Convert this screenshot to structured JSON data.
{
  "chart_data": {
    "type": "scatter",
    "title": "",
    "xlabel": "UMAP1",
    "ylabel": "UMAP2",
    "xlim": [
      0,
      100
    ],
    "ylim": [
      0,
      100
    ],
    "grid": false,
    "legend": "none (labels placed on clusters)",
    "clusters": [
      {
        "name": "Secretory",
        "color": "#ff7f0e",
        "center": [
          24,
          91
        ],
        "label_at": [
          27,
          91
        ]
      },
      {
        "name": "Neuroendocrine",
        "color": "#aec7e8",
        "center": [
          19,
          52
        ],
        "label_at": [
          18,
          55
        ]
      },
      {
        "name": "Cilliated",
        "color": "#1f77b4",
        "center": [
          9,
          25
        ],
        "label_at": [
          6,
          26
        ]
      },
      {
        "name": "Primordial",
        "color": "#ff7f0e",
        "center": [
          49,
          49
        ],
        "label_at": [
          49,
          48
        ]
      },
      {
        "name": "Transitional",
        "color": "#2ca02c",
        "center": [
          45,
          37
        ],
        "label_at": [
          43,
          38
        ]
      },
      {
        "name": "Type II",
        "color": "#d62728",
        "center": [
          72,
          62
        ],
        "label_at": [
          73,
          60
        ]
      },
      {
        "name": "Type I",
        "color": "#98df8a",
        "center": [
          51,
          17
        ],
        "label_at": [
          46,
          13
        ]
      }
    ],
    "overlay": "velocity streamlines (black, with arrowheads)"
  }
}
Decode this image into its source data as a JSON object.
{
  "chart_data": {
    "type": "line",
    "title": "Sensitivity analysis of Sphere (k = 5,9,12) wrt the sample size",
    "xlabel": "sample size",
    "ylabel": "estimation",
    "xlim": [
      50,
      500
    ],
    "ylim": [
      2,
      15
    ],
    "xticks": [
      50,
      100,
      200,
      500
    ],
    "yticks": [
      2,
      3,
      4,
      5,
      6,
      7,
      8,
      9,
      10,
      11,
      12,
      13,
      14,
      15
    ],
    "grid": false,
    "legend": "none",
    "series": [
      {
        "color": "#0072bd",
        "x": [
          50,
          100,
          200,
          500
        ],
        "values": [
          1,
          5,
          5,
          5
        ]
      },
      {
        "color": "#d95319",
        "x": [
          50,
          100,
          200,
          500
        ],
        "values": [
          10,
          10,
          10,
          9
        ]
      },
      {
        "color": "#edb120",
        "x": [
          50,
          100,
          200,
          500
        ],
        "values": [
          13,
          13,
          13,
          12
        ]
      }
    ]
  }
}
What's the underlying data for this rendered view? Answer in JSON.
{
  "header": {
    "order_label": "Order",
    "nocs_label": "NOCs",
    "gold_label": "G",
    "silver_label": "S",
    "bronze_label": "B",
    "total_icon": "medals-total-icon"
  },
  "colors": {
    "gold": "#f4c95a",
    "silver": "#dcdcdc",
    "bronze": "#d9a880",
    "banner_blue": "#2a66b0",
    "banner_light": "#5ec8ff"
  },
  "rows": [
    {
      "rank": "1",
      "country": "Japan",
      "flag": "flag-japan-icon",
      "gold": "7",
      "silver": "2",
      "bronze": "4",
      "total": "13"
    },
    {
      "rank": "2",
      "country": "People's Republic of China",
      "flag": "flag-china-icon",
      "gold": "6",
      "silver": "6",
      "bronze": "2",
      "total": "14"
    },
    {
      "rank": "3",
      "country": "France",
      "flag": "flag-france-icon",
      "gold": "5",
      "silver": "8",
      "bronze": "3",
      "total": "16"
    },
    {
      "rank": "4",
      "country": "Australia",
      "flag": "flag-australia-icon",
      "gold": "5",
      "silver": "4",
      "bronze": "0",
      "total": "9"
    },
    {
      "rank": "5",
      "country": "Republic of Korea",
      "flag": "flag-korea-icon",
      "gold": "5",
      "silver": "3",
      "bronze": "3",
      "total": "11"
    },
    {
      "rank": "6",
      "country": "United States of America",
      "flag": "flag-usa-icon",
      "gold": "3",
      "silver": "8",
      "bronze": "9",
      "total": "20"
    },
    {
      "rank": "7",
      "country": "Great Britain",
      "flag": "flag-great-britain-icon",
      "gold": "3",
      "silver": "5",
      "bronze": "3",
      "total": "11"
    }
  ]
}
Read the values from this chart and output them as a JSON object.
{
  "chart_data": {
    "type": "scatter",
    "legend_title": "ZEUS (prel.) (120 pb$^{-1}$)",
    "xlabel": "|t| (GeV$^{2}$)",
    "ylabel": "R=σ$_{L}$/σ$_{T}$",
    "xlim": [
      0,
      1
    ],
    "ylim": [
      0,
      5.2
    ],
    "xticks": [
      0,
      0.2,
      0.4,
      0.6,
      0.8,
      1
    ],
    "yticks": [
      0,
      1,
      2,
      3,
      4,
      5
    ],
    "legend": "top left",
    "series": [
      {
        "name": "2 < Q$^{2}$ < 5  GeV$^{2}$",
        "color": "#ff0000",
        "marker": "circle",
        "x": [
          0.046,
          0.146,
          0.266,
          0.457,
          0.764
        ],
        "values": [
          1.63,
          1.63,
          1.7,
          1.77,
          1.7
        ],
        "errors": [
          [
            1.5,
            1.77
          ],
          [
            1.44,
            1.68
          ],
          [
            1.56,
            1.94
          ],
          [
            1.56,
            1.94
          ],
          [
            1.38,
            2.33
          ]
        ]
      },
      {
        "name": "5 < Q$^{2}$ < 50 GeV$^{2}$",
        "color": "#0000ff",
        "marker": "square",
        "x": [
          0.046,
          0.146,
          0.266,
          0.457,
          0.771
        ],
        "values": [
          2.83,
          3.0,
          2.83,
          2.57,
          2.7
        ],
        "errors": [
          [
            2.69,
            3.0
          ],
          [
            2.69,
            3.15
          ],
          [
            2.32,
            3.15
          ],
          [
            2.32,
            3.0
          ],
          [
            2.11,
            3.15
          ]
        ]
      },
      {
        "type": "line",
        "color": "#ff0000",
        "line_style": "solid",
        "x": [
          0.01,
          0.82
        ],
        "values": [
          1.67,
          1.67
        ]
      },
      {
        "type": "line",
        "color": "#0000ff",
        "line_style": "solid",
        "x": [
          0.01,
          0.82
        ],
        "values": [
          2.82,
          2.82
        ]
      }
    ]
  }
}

════════════════════

Given task:
Faithfully transcribe the whole of the data.

Answer in full:
Convert this screenshot to structured JSON data.
{
  "chart_data": {
    "type": "scatter",
    "title": "",
    "xlabel": "UMAP1",
    "ylabel": "UMAP2",
    "xlim": [
      0,
      100
    ],
    "ylim": [
      0,
      100
    ],
    "grid": false,
    "legend": "none (labels placed on clusters)",
    "clusters": [
      {
        "name": "Secretory",
        "color": "#ff7f0e",
        "center": [
          24,
          91
        ],
        "label_at": [
          27,
          91
        ]
      },
      {
        "name": "Neuroendocrine",
        "color": "#aec7e8",
        "center": [
          19,
          52
        ],
        "label_at": [
          18,
          55
        ]
      },
      {
        "name": "Cilliated",
        "color": "#1f77b4",
        "center": [
          9,
          25
        ],
        "label_at": [
          6,
          26
        ]
      },
      {
        "name": "Primordial",
        "color": "#ff7f0e",
        "center": [
          49,
          49
        ],
        "label_at": [
          49,
          48
        ]
      },
      {
        "name": "Transitional",
        "color": "#2ca02c",
        "center": [
          45,
          37
        ],
        "label_at": [
          43,
          38
        ]
      },
      {
        "name": "Type II",
        "color": "#d62728",
        "center": [
          72,
          62
        ],
        "label_at": [
          73,
          60
        ]
      },
      {
        "name": "Type I",
        "color": "#98df8a",
        "center": [
          51,
          17
        ],
        "label_at": [
          46,
          13
        ]
      }
    ],
    "overlay": "velocity streamlines (black, with arrowheads)"
  }
}
Decode this image into its source data as a JSON object.
{
  "chart_data": {
    "type": "line",
    "title": "Sensitivity analysis of Sphere (k = 5,9,12) wrt the sample size",
    "xlabel": "sample size",
    "ylabel": "estimation",
    "xlim": [
      50,
      500
    ],
    "ylim": [
      2,
      15
    ],
    "xticks": [
      50,
      100,
      200,
      500
    ],
    "yticks": [
      2,
      3,
      4,
      5,
      6,
      7,
      8,
      9,
      10,
      11,
      12,
      13,
      14,
      15
    ],
    "grid": false,
    "legend": "none",
    "series": [
      {
        "color": "#0072bd",
        "x": [
          50,
          100,
          200,
          500
        ],
        "values": [
          1,
          5,
          5,
          5
        ]
      },
      {
        "color": "#d95319",
        "x": [
          50,
          100,
          200,
          500
        ],
        "values": [
          10,
          10,
          10,
          9
        ]
      },
      {
        "color": "#edb120",
        "x": [
          50,
          100,
          200,
          500
        ],
        "values": [
          13,
          13,
          13,
          12
        ]
      }
    ]
  }
}
What's the underlying data for this rendered view? Answer in JSON.
{
  "header": {
    "order_label": "Order",
    "nocs_label": "NOCs",
    "gold_label": "G",
    "silver_label": "S",
    "bronze_label": "B",
    "total_icon": "medals-total-icon"
  },
  "colors": {
    "gold": "#f4c95a",
    "silver": "#dcdcdc",
    "bronze": "#d9a880",
    "banner_blue": "#2a66b0",
    "banner_light": "#5ec8ff"
  },
  "rows": [
    {
      "rank": "1",
      "country": "Japan",
      "flag": "flag-japan-icon",
      "gold": "7",
      "silver": "2",
      "bronze": "4",
      "total": "13"
    },
    {
      "rank": "2",
      "country": "People's Republic of China",
      "flag": "flag-china-icon",
      "gold": "6",
      "silver": "6",
      "bronze": "2",
      "total": "14"
    },
    {
      "rank": "3",
      "country": "France",
      "flag": "flag-france-icon",
      "gold": "5",
      "silver": "8",
      "bronze": "3",
      "total": "16"
    },
    {
      "rank": "4",
      "country": "Australia",
      "flag": "flag-australia-icon",
      "gold": "5",
      "silver": "4",
      "bronze": "0",
      "total": "9"
    },
    {
      "rank": "5",
      "country": "Republic of Korea",
      "flag": "flag-korea-icon",
      "gold": "5",
      "silver": "3",
      "bronze": "3",
      "total": "11"
    },
    {
      "rank": "6",
      "country": "United States of America",
      "flag": "flag-usa-icon",
      "gold": "3",
      "silver": "8",
      "bronze": "9",
      "total": "20"
    },
    {
      "rank": "7",
      "country": "Great Britain",
      "flag": "flag-great-britain-icon",
      "gold": "3",
      "silver": "5",
      "bronze": "3",
      "total": "11"
    }
  ]
}
Read the values from this chart and output them as a JSON object.
{
  "chart_data": {
    "type": "scatter",
    "legend_title": "ZEUS (prel.) (120 pb$^{-1}$)",
    "xlabel": "|t| (GeV$^{2}$)",
    "ylabel": "R=σ$_{L}$/σ$_{T}$",
    "xlim": [
      0,
      1
    ],
    "ylim": [
      0,
      5.2
    ],
    "xticks": [
      0,
      0.2,
      0.4,
      0.6,
      0.8,
      1
    ],
    "yticks": [
      0,
      1,
      2,
      3,
      4,
      5
    ],
    "legend": "top left",
    "series": [
      {
        "name": "2 < Q$^{2}$ < 5  GeV$^{2}$",
        "color": "#ff0000",
        "marker": "circle",
        "x": [
          0.046,
          0.146,
          0.266,
          0.457,
          0.764
        ],
        "values": [
          1.63,
          1.63,
          1.7,
          1.77,
          1.7
        ],
        "errors": [
          [
            1.5,
            1.77
          ],
          [
            1.44,
            1.68
          ],
          [
            1.56,
            1.94
          ],
          [
            1.56,
            1.94
          ],
          [
            1.38,
            2.33
          ]
        ]
      },
      {
        "name": "5 < Q$^{2}$ < 50 GeV$^{2}$",
        "color": "#0000ff",
        "marker": "square",
        "x": [
          0.046,
          0.146,
          0.266,
          0.457,
          0.771
        ],
        "values": [
          2.83,
          3.0,
          2.83,
          2.57,
          2.7
        ],
        "errors": [
          [
            2.69,
            3.0
          ],
          [
            2.69,
            3.15
          ],
          [
            2.32,
            3.15
          ],
          [
            2.32,
            3.0
          ],
          [
            2.11,
            3.15
          ]
        ]
      },
      {
        "type": "line",
        "color": "#ff0000",
        "line_style": "solid",
        "x": [
          0.01,
          0.82
        ],
        "values": [
          1.67,
          1.67
        ]
      },
      {
        "type": "line",
        "color": "#0000ff",
        "line_style": "solid",
        "x": [
          0.01,
          0.82
        ],
        "values": [
          2.82,
          2.82
        ]
      }
    ]
  }
}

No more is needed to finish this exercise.